# DATA IN THIS EXERCISE start
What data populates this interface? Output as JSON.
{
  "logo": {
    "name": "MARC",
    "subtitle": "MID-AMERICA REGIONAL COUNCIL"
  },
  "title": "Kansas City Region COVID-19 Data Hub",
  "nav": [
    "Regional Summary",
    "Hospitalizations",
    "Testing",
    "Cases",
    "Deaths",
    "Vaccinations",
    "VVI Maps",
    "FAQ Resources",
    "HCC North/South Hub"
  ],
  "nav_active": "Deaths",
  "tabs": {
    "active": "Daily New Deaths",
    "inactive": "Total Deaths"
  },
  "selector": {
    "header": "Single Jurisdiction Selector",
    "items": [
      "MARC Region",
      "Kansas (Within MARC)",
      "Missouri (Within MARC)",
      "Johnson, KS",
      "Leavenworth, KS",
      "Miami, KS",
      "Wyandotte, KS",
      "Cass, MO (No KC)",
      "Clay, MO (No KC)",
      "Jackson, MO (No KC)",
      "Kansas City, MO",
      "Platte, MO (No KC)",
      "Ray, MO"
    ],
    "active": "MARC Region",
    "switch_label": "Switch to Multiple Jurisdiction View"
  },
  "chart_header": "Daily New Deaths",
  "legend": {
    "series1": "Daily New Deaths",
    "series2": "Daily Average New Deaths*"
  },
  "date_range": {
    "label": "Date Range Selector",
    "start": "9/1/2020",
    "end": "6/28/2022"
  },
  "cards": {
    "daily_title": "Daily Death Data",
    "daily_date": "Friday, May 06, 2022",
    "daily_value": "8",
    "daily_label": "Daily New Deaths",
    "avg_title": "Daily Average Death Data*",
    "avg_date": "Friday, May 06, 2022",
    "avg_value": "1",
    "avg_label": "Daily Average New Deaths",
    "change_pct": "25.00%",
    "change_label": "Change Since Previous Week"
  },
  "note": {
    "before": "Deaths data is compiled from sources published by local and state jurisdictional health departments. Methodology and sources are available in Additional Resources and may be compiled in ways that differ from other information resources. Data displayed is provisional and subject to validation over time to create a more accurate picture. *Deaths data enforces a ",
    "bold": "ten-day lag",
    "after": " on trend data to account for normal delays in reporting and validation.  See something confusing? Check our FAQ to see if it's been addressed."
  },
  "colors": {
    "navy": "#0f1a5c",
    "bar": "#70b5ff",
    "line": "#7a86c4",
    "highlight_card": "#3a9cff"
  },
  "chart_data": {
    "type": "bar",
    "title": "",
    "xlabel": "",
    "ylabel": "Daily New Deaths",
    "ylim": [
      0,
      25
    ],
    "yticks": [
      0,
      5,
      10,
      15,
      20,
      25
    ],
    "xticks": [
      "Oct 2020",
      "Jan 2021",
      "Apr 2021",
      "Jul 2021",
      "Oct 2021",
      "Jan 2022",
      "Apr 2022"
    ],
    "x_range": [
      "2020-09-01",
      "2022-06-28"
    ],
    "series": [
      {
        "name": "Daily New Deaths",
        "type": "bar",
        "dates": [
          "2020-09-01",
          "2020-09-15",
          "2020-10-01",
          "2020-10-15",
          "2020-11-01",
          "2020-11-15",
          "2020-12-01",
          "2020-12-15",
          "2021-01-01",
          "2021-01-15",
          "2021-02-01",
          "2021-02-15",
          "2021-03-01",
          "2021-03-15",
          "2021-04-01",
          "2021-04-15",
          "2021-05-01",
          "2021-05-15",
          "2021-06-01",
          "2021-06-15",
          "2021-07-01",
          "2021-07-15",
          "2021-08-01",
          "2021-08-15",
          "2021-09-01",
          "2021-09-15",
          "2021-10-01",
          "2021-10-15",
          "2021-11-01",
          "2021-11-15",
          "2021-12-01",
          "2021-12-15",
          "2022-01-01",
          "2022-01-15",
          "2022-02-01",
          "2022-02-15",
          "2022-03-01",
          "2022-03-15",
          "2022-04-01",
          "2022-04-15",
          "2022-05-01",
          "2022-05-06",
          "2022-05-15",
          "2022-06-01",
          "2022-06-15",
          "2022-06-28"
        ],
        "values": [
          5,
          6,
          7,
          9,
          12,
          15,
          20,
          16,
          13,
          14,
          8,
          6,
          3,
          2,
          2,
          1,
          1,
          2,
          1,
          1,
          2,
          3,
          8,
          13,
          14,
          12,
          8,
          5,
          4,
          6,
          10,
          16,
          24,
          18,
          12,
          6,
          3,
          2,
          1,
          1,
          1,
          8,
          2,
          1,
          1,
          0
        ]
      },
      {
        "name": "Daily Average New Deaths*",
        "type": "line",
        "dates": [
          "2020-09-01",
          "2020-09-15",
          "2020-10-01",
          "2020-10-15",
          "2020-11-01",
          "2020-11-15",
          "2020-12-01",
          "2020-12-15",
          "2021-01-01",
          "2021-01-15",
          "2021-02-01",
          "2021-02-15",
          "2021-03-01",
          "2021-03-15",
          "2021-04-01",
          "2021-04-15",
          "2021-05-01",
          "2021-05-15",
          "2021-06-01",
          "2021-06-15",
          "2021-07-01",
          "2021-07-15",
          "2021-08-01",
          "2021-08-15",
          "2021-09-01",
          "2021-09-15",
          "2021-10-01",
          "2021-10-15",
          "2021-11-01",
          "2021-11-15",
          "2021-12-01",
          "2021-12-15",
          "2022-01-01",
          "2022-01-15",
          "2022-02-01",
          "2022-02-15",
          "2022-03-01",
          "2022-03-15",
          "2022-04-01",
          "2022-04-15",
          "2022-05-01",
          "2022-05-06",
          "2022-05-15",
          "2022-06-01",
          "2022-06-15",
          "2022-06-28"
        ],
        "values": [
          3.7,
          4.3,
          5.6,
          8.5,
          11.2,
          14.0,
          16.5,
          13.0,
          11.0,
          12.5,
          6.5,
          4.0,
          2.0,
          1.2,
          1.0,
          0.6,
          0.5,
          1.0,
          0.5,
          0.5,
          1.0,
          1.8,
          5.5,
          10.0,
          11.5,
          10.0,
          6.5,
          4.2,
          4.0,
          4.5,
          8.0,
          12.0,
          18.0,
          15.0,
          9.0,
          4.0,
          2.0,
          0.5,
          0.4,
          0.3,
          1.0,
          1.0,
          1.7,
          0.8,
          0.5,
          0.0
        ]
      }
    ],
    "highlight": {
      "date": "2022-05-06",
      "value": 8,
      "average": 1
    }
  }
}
# DATA IN THIS EXERCISE end
Repeat the data in its entirety, character for character.

TASK RESULT:
What data populates this interface? Output as JSON.
{
  "logo": {
    "name": "MARC",
    "subtitle": "MID-AMERICA REGIONAL COUNCIL"
  },
  "title": "Kansas City Region COVID-19 Data Hub",
  "nav": [
    "Regional Summary",
    "Hospitalizations",
    "Testing",
    "Cases",
    "Deaths",
    "Vaccinations",
    "VVI Maps",
    "FAQ Resources",
    "HCC North/South Hub"
  ],
  "nav_active": "Deaths",
  "tabs": {
    "active": "Daily New Deaths",
    "inactive": "Total Deaths"
  },
  "selector": {
    "header": "Single Jurisdiction Selector",
    "items": [
      "MARC Region",
      "Kansas (Within MARC)",
      "Missouri (Within MARC)",
      "Johnson, KS",
      "Leavenworth, KS",
      "Miami, KS",
      "Wyandotte, KS",
      "Cass, MO (No KC)",
      "Clay, MO (No KC)",
      "Jackson, MO (No KC)",
      "Kansas City, MO",
      "Platte, MO (No KC)",
      "Ray, MO"
    ],
    "active": "MARC Region",
    "switch_label": "Switch to Multiple Jurisdiction View"
  },
  "chart_header": "Daily New Deaths",
  "legend": {
    "series1": "Daily New Deaths",
    "series2": "Daily Average New Deaths*"
  },
  "date_range": {
    "label": "Date Range Selector",
    "start": "9/1/2020",
    "end": "6/28/2022"
  },
  "cards": {
    "daily_title": "Daily Death Data",
    "daily_date": "Friday, May 06, 2022",
    "daily_value": "8",
    "daily_label": "Daily New Deaths",
    "avg_title": "Daily Average Death Data*",
    "avg_date": "Friday, May 06, 2022",
    "avg_value": "1",
    "avg_label": "Daily Average New Deaths",
    "change_pct": "25.00%",
    "change_label": "Change Since Previous Week"
  },
  "note": {
    "before": "Deaths data is compiled from sources published by local and state jurisdictional health departments. Methodology and sources are available in Additional Resources and may be compiled in ways that differ from other information resources. Data displayed is provisional and subject to validation over time to create a more accurate picture. *Deaths data enforces a ",
    "bold": "ten-day lag",
    "after": " on trend data to account for normal delays in reporting and validation.  See something confusing? Check our FAQ to see if it's been addressed."
  },
  "colors": {
    "navy": "#0f1a5c",
    "bar": "#70b5ff",
    "line": "#7a86c4",
    "highlight_card": "#3a9cff"
  },
  "chart_data": {
    "type": "bar",
    "title": "",
    "xlabel": "",
    "ylabel": "Daily New Deaths",
    "ylim": [
      0,
      25
    ],
    "yticks": [
      0,
      5,
      10,
      15,
      20,
      25
    ],
    "xticks": [
      "Oct 2020",
      "Jan 2021",
      "Apr 2021",
      "Jul 2021",
      "Oct 2021",
      "Jan 2022",
      "Apr 2022"
    ],
    "x_range": [
      "2020-09-01",
      "2022-06-28"
    ],
    "series": [
      {
        "name": "Daily New Deaths",
        "type": "bar",
        "dates": [
          "2020-09-01",
          "2020-09-15",
          "2020-10-01",
          "2020-10-15",
          "2020-11-01",
          "2020-11-15",
          "2020-12-01",
          "2020-12-15",
          "2021-01-01",
          "2021-01-15",
          "2021-02-01",
          "2021-02-15",
          "2021-03-01",
          "2021-03-15",
          "2021-04-01",
          "2021-04-15",
          "2021-05-01",
          "2021-05-15",
          "2021-06-01",
          "2021-06-15",
          "2021-07-01",
          "2021-07-15",
          "2021-08-01",
          "2021-08-15",
          "2021-09-01",
          "2021-09-15",
          "2021-10-01",
          "2021-10-15",
          "2021-11-01",
          "2021-11-15",
          "2021-12-01",
          "2021-12-15",
          "2022-01-01",
          "2022-01-15",
          "2022-02-01",
          "2022-02-15",
          "2022-03-01",
          "2022-03-15",
          "2022-04-01",
          "2022-04-15",
          "2022-05-01",
          "2022-05-06",
          "2022-05-15",
          "2022-06-01",
          "2022-06-15",
          "2022-06-28"
        ],
        "values": [
          5,
          6,
          7,
          9,
          12,
          15,
          20,
          16,
          13,
          14,
          8,
          6,
          3,
          2,
          2,
          1,
          1,
          2,
          1,
          1,
          2,
          3,
          8,
          13,
          14,
          12,
          8,
          5,
          4,
          6,
          10,
          16,
          24,
          18,
          12,
          6,
          3,
          2,
          1,
          1,
          1,
          8,
          2,
          1,
          1,
          0
        ]
      },
      {
        "name": "Daily Average New Deaths*",
        "type": "line",
        "dates": [
          "2020-09-01",
          "2020-09-15",
          "2020-10-01",
          "2020-10-15",
          "2020-11-01",
          "2020-11-15",
          "2020-12-01",
          "2020-12-15",
          "2021-01-01",
          "2021-01-15",
          "2021-02-01",
          "2021-02-15",
          "2021-03-01",
          "2021-03-15",
          "2021-04-01",
          "2021-04-15",
          "2021-05-01",
          "2021-05-15",
          "2021-06-01",
          "2021-06-15",
          "2021-07-01",
          "2021-07-15",
          "2021-08-01",
          "2021-08-15",
          "2021-09-01",
          "2021-09-15",
          "2021-10-01",
          "2021-10-15",
          "2021-11-01",
          "2021-11-15",
          "2021-12-01",
          "2021-12-15",
          "2022-01-01",
          "2022-01-15",
          "2022-02-01",
          "2022-02-15",
          "2022-03-01",
          "2022-03-15",
          "2022-04-01",
          "2022-04-15",
          "2022-05-01",
          "2022-05-06",
          "2022-05-15",
          "2022-06-01",
          "2022-06-15",
          "2022-06-28"
        ],
        "values": [
          3.7,
          4.3,
          5.6,
          8.5,
          11.2,
          14.0,
          16.5,
          13.0,
          11.0,
          12.5,
          6.5,
          4.0,
          2.0,
          1.2,
          1.0,
          0.6,
          0.5,
          1.0,
          0.5,
          0.5,
          1.0,
          1.8,
          5.5,
          10.0,
          11.5,
          10.0,
          6.5,
          4.2,
          4.0,
          4.5,
          8.0,
          12.0,
          18.0,
          15.0,
          9.0,
          4.0,
          2.0,
          0.5,
          0.4,
          0.3,
          1.0,
          1.0,
          1.7,
          0.8,
          0.5,
          0.0
        ]
      }
    ],
    "highlight": {
      "date": "2022-05-06",
      "value": 8,
      "average": 1
    }
  }
}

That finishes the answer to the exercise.